[Records from a dataset]

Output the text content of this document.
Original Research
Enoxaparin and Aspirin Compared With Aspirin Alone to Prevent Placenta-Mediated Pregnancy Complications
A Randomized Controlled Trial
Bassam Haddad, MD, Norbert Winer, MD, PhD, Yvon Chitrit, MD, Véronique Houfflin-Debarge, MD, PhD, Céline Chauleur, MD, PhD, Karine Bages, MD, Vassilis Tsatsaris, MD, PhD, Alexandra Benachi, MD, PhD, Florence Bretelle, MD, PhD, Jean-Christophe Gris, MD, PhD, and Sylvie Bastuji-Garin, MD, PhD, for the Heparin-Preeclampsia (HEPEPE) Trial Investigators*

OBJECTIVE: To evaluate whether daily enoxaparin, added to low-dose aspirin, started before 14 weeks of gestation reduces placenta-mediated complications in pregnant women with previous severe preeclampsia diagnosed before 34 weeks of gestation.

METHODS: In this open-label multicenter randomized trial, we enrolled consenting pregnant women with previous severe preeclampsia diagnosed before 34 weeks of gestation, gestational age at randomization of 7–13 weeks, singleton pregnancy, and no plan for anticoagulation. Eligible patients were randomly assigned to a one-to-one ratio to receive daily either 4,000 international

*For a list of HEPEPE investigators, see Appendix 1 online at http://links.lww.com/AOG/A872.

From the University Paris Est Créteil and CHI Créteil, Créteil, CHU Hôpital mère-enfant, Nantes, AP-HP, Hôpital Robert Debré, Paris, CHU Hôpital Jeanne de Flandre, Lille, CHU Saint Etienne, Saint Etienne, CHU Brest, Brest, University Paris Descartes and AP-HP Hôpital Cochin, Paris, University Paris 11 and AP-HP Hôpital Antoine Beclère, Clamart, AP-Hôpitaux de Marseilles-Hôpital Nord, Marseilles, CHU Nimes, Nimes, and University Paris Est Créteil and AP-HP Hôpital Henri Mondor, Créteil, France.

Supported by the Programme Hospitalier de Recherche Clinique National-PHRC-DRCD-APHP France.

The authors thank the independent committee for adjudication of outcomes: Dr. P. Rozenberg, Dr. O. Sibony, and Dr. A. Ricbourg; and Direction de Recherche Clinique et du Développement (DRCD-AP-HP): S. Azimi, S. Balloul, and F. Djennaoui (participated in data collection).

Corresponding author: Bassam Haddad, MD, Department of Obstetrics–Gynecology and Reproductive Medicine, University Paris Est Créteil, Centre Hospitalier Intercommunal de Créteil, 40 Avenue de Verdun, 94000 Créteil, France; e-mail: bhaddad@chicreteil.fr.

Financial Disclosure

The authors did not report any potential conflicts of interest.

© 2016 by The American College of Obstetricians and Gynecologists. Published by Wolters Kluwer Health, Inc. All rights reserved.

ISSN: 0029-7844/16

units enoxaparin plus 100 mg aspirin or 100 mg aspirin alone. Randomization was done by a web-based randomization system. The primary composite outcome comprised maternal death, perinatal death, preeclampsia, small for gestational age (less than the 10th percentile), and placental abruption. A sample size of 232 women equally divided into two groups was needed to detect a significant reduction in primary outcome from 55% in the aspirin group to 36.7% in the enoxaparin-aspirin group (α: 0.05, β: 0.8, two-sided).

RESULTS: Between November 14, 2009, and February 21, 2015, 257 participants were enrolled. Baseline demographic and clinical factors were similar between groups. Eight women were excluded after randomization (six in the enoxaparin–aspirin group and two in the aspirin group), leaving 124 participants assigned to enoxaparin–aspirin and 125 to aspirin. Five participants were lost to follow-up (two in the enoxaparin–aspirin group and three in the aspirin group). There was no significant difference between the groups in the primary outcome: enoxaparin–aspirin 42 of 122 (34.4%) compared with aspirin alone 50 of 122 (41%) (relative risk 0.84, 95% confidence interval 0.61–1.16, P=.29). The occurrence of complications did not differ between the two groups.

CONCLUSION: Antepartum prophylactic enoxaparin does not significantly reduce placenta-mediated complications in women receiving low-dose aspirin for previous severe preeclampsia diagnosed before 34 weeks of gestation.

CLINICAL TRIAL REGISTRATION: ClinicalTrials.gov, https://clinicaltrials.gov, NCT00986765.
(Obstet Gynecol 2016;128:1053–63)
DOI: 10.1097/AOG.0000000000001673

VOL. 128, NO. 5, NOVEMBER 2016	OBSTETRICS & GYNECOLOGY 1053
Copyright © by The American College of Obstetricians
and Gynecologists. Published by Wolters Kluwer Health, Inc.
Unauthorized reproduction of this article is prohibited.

== WHAT YOU SHOULD DO ==
Transcribe every record exactly, keeping each line as it is.

== RESULT OF THIS EXERCISE ==
Output the text content of this document.
Original Research
Enoxaparin and Aspirin Compared With Aspirin Alone to Prevent Placenta-Mediated Pregnancy Complications
A Randomized Controlled Trial
Bassam Haddad, MD, Norbert Winer, MD, PhD, Yvon Chitrit, MD, Véronique Houfflin-Debarge, MD, PhD, Céline Chauleur, MD, PhD, Karine Bages, MD, Vassilis Tsatsaris, MD, PhD, Alexandra Benachi, MD, PhD, Florence Bretelle, MD, PhD, Jean-Christophe Gris, MD, PhD, and Sylvie Bastuji-Garin, MD, PhD, for the Heparin-Preeclampsia (HEPEPE) Trial Investigators*

OBJECTIVE: To evaluate whether daily enoxaparin, added to low-dose aspirin, started before 14 weeks of gestation reduces placenta-mediated complications in pregnant women with previous severe preeclampsia diagnosed before 34 weeks of gestation.

METHODS: In this open-label multicenter randomized trial, we enrolled consenting pregnant women with previous severe preeclampsia diagnosed before 34 weeks of gestation, gestational age at randomization of 7–13 weeks, singleton pregnancy, and no plan for anticoagulation. Eligible patients were randomly assigned to a one-to-one ratio to receive daily either 4,000 international

*For a list of HEPEPE investigators, see Appendix 1 online at http://links.lww.com/AOG/A872.

From the University Paris Est Créteil and CHI Créteil, Créteil, CHU Hôpital mère-enfant, Nantes, AP-HP, Hôpital Robert Debré, Paris, CHU Hôpital Jeanne de Flandre, Lille, CHU Saint Etienne, Saint Etienne, CHU Brest, Brest, University Paris Descartes and AP-HP Hôpital Cochin, Paris, University Paris 11 and AP-HP Hôpital Antoine Beclère, Clamart, AP-Hôpitaux de Marseilles-Hôpital Nord, Marseilles, CHU Nimes, Nimes, and University Paris Est Créteil and AP-HP Hôpital Henri Mondor, Créteil, France.

Supported by the Programme Hospitalier de Recherche Clinique National-PHRC-DRCD-APHP France.

The authors thank the independent committee for adjudication of outcomes: Dr. P. Rozenberg, Dr. O. Sibony, and Dr. A. Ricbourg; and Direction de Recherche Clinique et du Développement (DRCD-AP-HP): S. Azimi, S. Balloul, and F. Djennaoui (participated in data collection).

Corresponding author: Bassam Haddad, MD, Department of Obstetrics–Gynecology and Reproductive Medicine, University Paris Est Créteil, Centre Hospitalier Intercommunal de Créteil, 40 Avenue de Verdun, 94000 Créteil, France; e-mail: bhaddad@chicreteil.fr.

Financial Disclosure

The authors did not report any potential conflicts of interest.

© 2016 by The American College of Obstetricians and Gynecologists. Published by Wolters Kluwer Health, Inc. All rights reserved.

ISSN: 0029-7844/16

units enoxaparin plus 100 mg aspirin or 100 mg aspirin alone. Randomization was done by a web-based randomization system. The primary composite outcome comprised maternal death, perinatal death, preeclampsia, small for gestational age (less than the 10th percentile), and placental abruption. A sample size of 232 women equally divided into two groups was needed to detect a significant reduction in primary outcome from 55% in the aspirin group to 36.7% in the enoxaparin-aspirin group (α: 0.05, β: 0.8, two-sided).

RESULTS: Between November 14, 2009, and February 21, 2015, 257 participants were enrolled. Baseline demographic and clinical factors were similar between groups. Eight women were excluded after randomization (six in the enoxaparin–aspirin group and two in the aspirin group), leaving 124 participants assigned to enoxaparin–aspirin and 125 to aspirin. Five participants were lost to follow-up (two in the enoxaparin–aspirin group and three in the aspirin group). There was no significant difference between the groups in the primary outcome: enoxaparin–aspirin 42 of 122 (34.4%) compared with aspirin alone 50 of 122 (41%) (relative risk 0.84, 95% confidence interval 0.61–1.16, P=.29). The occurrence of complications did not differ between the two groups.

CONCLUSION: Antepartum prophylactic enoxaparin does not significantly reduce placenta-mediated complications in women receiving low-dose aspirin for previous severe preeclampsia diagnosed before 34 weeks of gestation.

CLINICAL TRIAL REGISTRATION: ClinicalTrials.gov, https://clinicaltrials.gov, NCT00986765.
(Obstet Gynecol 2016;128:1053–63)
DOI: 10.1097/AOG.0000000000001673

VOL. 128, NO. 5, NOVEMBER 2016	OBSTETRICS & GYNECOLOGY 1053
Copyright © by The American College of Obstetricians
and Gynecologists. Published by Wolters Kluwer Health, Inc.
Unauthorized reproduction of this article is prohibited.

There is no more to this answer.